#### [WHAT NEEDS TO BE DONE]
Say how many lines hold the string "ALQUILER", and nothing more.

#### [INPUT DATA]
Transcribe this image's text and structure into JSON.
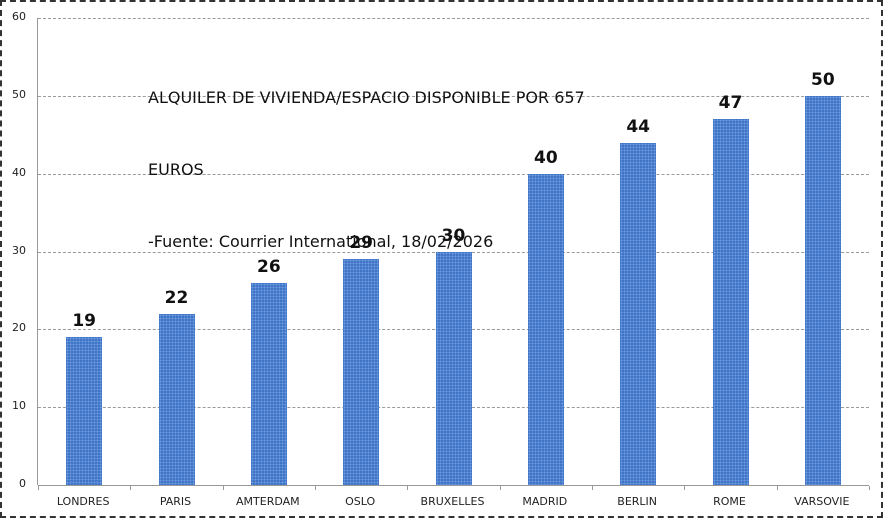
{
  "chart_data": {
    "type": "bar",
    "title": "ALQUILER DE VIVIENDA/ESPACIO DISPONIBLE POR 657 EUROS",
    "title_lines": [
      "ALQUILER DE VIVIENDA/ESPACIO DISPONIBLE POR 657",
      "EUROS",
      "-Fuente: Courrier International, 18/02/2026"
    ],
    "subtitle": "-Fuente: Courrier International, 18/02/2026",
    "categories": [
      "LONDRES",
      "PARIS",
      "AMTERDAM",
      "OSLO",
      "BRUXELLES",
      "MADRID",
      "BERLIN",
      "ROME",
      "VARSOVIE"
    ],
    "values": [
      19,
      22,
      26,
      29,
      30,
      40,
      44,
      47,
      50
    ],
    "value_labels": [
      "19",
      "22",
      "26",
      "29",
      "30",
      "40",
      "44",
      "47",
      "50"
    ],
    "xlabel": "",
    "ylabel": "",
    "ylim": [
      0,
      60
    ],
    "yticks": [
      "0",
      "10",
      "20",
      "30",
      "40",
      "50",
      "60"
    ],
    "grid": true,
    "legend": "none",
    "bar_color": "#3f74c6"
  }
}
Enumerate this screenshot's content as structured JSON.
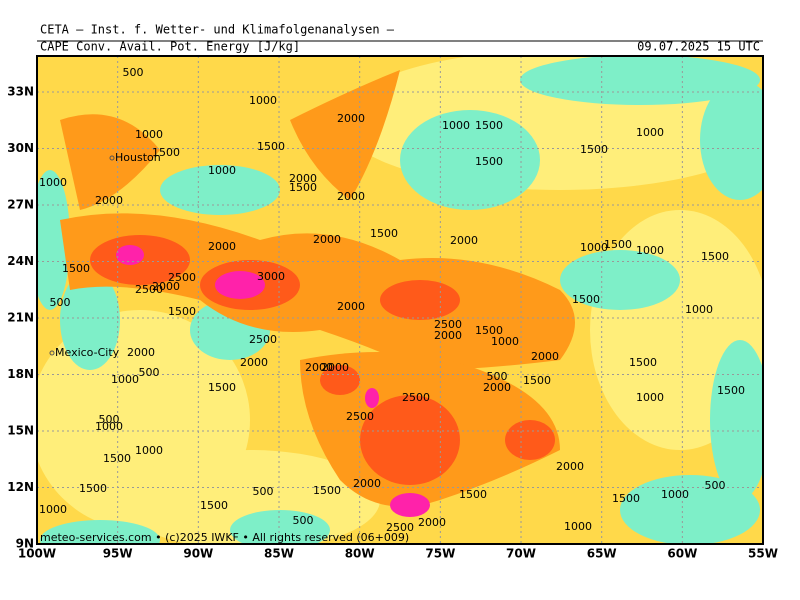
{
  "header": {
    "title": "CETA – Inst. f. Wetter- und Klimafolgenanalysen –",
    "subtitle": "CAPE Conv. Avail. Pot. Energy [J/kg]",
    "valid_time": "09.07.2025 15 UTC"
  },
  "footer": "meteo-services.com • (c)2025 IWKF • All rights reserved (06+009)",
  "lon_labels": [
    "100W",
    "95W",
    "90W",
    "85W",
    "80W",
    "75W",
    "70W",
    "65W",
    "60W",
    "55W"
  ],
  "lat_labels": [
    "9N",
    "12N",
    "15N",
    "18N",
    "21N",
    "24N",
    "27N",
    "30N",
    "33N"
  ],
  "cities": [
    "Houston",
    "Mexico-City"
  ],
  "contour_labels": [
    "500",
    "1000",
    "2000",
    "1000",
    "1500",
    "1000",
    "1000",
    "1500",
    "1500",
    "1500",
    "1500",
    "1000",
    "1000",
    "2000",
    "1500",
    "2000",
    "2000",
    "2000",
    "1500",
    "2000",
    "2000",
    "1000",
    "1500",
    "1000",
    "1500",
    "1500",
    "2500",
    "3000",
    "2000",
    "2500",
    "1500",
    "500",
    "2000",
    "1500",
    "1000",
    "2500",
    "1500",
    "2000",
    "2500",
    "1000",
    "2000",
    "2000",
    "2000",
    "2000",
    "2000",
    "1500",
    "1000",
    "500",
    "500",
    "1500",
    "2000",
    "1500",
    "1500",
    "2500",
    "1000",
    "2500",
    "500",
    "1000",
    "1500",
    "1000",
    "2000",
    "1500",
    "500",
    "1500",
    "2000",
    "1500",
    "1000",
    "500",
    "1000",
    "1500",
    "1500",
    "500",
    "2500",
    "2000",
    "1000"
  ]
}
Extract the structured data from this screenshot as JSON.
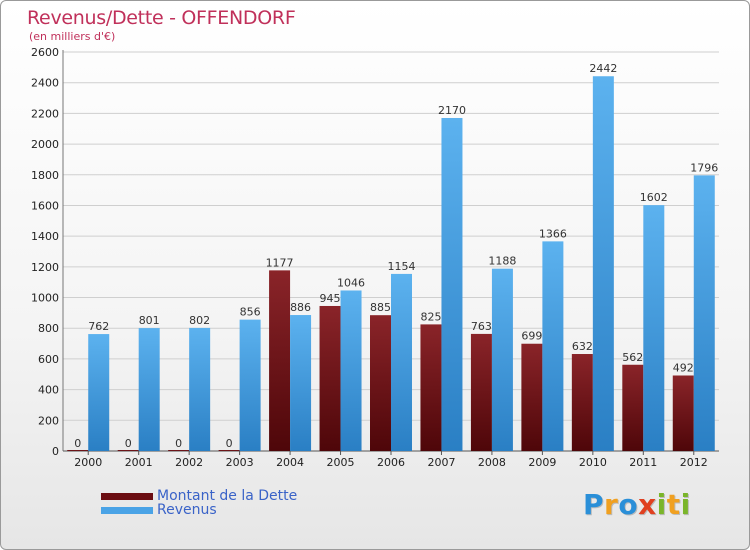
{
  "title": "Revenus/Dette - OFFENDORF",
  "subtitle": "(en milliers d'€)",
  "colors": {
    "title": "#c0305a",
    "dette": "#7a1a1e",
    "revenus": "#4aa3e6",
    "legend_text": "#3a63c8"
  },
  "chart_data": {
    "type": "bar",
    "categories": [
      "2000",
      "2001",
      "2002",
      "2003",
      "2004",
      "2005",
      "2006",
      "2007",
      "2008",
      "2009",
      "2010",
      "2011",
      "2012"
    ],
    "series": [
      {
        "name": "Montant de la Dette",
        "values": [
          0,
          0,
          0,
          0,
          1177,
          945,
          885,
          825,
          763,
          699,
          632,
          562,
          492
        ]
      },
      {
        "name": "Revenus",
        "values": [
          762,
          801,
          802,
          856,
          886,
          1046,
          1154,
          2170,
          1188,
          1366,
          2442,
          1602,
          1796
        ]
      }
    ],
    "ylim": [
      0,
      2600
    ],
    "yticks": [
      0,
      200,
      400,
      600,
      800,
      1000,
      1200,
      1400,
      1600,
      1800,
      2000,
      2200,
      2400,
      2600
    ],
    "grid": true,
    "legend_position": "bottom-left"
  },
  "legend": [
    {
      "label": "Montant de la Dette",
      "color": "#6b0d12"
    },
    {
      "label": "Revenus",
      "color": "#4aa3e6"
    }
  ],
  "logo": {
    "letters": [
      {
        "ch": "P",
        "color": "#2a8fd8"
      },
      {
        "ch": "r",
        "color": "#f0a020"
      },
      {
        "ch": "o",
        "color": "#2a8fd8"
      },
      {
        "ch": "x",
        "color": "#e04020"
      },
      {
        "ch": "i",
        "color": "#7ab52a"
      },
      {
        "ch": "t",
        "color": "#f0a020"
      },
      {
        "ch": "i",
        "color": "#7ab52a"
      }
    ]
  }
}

==

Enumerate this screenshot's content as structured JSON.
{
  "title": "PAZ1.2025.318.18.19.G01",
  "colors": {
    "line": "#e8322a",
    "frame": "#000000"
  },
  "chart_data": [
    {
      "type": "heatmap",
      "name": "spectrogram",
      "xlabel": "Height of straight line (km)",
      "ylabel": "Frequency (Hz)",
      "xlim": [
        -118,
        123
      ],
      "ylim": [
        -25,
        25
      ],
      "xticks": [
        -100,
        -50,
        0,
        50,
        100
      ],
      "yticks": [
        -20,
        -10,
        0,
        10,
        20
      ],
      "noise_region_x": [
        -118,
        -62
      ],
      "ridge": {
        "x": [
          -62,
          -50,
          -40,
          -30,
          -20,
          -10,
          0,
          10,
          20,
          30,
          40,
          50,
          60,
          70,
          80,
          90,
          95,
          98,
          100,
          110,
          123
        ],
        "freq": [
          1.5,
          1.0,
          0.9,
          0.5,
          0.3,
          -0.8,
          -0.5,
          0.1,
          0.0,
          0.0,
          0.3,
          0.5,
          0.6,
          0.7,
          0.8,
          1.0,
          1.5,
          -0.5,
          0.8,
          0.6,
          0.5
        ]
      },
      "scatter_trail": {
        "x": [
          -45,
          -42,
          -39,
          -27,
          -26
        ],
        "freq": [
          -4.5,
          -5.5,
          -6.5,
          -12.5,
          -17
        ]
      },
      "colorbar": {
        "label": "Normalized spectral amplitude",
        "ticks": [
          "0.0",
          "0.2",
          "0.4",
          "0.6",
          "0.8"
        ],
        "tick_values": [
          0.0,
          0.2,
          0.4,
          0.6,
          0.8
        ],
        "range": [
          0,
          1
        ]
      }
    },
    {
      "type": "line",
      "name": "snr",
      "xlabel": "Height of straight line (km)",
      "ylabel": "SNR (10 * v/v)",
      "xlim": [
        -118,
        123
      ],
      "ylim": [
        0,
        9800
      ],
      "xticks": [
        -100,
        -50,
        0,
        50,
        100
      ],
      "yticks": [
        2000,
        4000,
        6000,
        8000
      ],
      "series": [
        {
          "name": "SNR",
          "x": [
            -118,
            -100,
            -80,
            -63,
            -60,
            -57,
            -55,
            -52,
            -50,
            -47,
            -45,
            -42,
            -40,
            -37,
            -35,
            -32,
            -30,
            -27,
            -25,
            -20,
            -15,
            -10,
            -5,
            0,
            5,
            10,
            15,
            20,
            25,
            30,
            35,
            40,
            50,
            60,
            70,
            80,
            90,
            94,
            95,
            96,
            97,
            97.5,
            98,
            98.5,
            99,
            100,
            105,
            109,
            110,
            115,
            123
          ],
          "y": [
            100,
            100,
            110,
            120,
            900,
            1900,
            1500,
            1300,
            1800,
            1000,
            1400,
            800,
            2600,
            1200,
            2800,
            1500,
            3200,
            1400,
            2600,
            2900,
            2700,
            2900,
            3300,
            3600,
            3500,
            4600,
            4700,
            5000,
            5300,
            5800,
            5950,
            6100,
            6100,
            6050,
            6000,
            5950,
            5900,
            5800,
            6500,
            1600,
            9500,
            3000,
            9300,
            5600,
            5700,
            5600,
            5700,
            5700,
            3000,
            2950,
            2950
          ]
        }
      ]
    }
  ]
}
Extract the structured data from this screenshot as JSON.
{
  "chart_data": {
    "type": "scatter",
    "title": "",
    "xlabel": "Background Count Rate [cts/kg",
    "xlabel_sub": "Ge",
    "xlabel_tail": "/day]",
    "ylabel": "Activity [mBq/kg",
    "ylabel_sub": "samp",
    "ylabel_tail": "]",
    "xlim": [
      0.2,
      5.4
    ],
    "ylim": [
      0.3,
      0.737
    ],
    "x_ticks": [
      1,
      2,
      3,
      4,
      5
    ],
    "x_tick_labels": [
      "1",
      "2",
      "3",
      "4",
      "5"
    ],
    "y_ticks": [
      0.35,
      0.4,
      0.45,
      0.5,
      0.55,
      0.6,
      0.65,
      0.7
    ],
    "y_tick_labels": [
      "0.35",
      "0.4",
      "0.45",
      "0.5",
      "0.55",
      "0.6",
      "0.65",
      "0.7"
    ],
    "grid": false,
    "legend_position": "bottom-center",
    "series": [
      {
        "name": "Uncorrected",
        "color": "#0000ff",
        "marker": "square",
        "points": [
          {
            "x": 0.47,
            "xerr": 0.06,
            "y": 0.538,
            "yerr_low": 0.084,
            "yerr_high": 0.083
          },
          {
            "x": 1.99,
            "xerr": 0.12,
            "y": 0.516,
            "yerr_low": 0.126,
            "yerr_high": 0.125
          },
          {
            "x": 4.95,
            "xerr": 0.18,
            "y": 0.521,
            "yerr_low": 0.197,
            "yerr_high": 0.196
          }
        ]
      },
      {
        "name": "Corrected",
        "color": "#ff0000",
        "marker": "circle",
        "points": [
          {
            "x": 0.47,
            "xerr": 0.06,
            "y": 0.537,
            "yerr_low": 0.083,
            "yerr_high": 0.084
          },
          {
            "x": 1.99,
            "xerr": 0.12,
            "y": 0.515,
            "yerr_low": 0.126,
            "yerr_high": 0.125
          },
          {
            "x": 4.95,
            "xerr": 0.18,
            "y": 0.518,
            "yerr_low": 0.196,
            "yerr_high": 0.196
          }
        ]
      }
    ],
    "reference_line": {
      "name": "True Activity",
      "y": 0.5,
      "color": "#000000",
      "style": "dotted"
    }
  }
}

...

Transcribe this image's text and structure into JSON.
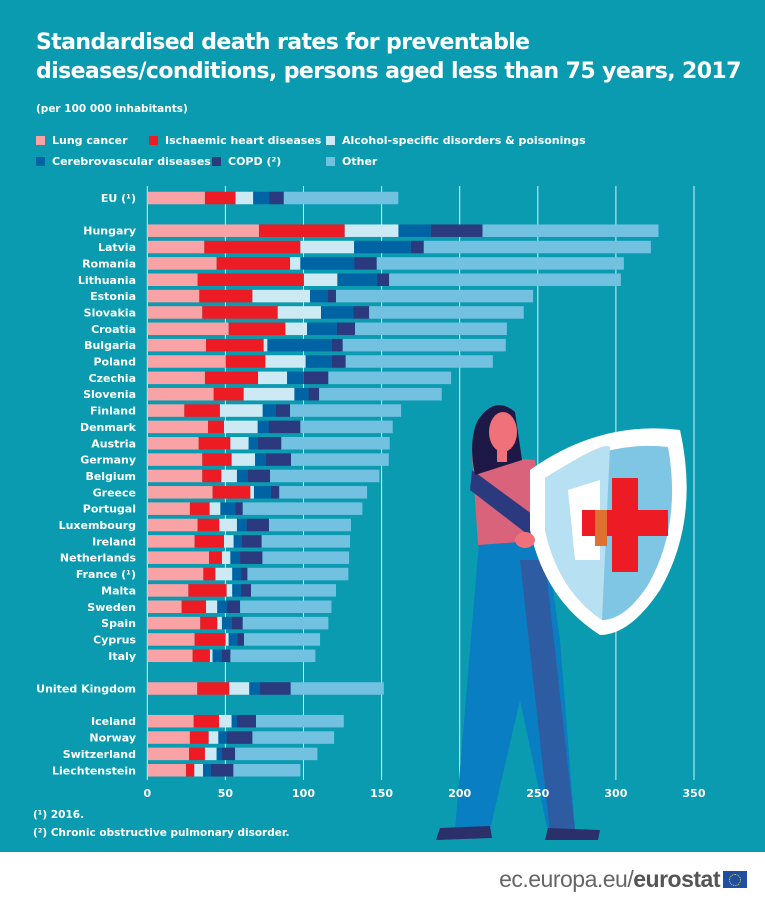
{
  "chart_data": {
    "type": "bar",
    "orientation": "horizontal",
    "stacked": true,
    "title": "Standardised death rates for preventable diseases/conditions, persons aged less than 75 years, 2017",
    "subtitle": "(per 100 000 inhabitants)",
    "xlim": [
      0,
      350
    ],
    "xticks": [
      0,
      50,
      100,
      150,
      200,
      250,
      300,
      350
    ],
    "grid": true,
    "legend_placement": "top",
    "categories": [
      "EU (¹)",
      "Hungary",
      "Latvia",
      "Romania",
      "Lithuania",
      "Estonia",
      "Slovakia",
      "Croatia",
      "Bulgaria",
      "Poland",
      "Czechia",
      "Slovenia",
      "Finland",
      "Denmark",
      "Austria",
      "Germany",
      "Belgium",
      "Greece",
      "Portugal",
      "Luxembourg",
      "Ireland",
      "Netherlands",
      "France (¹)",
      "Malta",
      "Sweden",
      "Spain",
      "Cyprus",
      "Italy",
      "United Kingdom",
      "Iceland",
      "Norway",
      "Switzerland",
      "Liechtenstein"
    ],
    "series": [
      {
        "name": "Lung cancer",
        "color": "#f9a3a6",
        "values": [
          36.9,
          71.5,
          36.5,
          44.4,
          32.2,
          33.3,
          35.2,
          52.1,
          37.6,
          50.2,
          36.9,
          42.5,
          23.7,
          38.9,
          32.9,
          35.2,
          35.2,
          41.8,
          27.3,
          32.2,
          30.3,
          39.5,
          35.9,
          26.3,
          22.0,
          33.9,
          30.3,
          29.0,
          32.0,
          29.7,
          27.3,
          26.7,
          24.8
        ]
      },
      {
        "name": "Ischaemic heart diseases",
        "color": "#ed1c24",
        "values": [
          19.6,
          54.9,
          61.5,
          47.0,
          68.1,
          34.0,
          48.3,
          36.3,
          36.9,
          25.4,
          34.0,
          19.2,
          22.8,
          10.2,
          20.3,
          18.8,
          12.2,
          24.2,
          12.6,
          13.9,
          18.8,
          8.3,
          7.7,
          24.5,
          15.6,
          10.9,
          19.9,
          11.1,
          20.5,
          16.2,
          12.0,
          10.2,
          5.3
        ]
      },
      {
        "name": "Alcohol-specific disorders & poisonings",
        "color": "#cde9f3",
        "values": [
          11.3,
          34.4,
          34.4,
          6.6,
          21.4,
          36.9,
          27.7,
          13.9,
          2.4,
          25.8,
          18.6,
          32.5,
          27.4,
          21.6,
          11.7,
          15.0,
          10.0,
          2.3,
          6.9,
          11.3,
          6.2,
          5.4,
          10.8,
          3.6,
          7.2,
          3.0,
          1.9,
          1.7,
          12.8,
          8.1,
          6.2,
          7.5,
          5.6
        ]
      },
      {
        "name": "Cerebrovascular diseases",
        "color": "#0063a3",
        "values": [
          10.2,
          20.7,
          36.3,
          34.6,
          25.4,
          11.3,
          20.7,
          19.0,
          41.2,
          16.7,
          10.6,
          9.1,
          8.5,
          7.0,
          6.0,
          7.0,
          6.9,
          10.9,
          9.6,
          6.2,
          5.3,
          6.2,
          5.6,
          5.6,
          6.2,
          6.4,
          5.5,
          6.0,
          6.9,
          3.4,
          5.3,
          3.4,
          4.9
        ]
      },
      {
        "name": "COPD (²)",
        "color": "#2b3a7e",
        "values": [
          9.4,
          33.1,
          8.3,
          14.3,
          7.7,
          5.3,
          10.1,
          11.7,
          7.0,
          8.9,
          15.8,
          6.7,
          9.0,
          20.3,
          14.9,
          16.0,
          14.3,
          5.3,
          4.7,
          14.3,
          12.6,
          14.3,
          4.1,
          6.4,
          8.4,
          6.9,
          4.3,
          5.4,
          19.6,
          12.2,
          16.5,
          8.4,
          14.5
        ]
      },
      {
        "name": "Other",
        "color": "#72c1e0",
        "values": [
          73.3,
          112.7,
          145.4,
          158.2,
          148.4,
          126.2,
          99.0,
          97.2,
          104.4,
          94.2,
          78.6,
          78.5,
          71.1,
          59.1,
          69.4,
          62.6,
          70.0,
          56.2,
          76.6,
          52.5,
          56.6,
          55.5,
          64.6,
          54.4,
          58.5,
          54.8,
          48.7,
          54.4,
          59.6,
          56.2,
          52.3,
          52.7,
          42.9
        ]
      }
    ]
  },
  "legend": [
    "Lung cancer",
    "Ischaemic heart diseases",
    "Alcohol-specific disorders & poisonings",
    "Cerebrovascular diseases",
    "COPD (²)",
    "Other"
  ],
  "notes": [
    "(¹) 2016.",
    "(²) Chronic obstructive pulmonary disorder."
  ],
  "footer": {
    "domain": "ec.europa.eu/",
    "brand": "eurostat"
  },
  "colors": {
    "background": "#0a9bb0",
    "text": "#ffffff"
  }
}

#### [REPLY TO THE TASK]
2